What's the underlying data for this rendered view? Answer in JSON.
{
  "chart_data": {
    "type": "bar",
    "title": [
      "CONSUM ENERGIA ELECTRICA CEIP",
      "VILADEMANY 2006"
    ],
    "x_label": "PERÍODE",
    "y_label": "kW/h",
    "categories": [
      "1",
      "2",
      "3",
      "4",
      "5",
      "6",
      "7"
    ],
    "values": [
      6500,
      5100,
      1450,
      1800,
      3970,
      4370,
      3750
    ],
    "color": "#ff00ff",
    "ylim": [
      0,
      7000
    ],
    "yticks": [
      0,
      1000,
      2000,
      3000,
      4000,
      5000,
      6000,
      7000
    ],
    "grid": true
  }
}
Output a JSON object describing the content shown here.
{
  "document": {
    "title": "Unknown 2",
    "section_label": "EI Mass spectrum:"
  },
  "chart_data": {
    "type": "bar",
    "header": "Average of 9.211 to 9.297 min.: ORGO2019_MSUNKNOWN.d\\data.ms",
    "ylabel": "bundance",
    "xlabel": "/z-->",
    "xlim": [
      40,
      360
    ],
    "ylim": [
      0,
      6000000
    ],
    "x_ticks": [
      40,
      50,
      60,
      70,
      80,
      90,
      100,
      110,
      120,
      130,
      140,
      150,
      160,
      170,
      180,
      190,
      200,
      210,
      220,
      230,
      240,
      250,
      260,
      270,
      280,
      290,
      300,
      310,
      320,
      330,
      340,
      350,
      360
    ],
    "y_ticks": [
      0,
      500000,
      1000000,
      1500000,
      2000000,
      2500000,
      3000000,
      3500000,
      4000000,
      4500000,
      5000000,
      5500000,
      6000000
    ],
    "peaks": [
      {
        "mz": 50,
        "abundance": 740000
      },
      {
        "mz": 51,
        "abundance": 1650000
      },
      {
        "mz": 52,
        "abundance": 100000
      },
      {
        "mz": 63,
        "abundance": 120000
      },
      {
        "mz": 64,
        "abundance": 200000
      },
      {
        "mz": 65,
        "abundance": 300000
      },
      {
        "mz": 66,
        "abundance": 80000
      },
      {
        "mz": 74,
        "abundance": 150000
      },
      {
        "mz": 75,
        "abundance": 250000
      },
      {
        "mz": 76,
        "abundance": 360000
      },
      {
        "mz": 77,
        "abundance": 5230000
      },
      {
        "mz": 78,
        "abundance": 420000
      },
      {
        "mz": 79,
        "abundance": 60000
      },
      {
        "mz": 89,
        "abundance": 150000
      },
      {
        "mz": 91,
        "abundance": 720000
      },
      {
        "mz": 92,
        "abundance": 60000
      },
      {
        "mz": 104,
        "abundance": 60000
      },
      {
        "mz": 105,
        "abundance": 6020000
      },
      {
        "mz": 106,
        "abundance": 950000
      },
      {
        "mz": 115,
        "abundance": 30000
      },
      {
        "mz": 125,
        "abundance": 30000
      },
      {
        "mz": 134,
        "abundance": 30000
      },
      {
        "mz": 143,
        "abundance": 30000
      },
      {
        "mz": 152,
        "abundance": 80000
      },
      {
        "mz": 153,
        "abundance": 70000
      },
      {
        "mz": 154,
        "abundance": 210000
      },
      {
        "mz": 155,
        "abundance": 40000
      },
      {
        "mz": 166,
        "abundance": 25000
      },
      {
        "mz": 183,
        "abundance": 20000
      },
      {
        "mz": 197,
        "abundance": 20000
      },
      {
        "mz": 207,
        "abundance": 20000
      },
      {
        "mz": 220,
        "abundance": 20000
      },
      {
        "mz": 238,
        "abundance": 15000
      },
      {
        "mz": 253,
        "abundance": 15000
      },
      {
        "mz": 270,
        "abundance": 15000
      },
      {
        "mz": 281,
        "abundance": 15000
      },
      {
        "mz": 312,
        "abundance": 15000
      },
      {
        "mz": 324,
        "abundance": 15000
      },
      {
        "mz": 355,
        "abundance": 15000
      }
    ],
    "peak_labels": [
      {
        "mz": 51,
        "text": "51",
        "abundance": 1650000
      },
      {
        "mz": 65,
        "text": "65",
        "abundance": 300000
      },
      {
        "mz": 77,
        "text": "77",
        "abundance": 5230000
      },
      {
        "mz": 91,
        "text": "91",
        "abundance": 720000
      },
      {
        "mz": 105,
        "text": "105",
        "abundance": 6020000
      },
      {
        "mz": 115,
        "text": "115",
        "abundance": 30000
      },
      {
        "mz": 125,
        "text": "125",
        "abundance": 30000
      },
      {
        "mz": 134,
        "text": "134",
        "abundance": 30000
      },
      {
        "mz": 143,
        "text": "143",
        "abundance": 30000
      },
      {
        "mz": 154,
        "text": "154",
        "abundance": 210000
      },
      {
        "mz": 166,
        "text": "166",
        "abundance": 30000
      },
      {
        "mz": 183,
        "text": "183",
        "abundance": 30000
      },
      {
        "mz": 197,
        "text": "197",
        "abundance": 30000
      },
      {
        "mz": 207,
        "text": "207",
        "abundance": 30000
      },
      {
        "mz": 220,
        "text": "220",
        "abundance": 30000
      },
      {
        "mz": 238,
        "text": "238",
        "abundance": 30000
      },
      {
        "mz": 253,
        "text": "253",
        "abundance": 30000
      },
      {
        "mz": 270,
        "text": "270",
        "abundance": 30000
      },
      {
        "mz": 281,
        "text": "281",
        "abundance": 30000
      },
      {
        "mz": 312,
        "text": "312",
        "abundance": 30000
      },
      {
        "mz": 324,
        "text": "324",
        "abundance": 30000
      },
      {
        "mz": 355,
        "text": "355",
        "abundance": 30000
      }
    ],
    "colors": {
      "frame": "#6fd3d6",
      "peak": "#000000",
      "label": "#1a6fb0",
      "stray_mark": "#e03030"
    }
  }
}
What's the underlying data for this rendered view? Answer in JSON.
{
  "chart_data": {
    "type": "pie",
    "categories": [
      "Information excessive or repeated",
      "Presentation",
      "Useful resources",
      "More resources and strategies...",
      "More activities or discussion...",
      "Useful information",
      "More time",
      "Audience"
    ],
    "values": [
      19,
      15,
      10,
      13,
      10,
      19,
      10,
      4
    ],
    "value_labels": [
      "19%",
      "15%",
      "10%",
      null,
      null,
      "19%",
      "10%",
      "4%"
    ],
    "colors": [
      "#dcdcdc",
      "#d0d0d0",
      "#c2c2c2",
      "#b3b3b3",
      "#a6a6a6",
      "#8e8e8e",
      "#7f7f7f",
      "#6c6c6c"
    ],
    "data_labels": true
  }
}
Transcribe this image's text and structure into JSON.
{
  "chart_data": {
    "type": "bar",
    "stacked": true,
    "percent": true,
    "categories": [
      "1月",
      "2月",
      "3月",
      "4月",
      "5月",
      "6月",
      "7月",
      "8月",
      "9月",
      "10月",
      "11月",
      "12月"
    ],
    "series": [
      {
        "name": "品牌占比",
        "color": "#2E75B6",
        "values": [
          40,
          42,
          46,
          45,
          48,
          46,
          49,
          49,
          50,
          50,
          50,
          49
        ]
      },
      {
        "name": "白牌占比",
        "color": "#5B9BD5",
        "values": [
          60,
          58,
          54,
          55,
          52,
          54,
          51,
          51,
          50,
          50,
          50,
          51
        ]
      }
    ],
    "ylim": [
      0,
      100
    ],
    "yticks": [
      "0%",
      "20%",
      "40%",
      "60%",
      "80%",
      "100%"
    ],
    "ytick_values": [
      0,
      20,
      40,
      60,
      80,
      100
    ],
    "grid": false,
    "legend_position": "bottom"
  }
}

= = = =

▸ **Directive**
Extract, from the listing above, every line where the string "true" occurs.

▸ **Worked answer**
    "grid": true
    "data_labels": true
    "stacked": true,
    "percent": true,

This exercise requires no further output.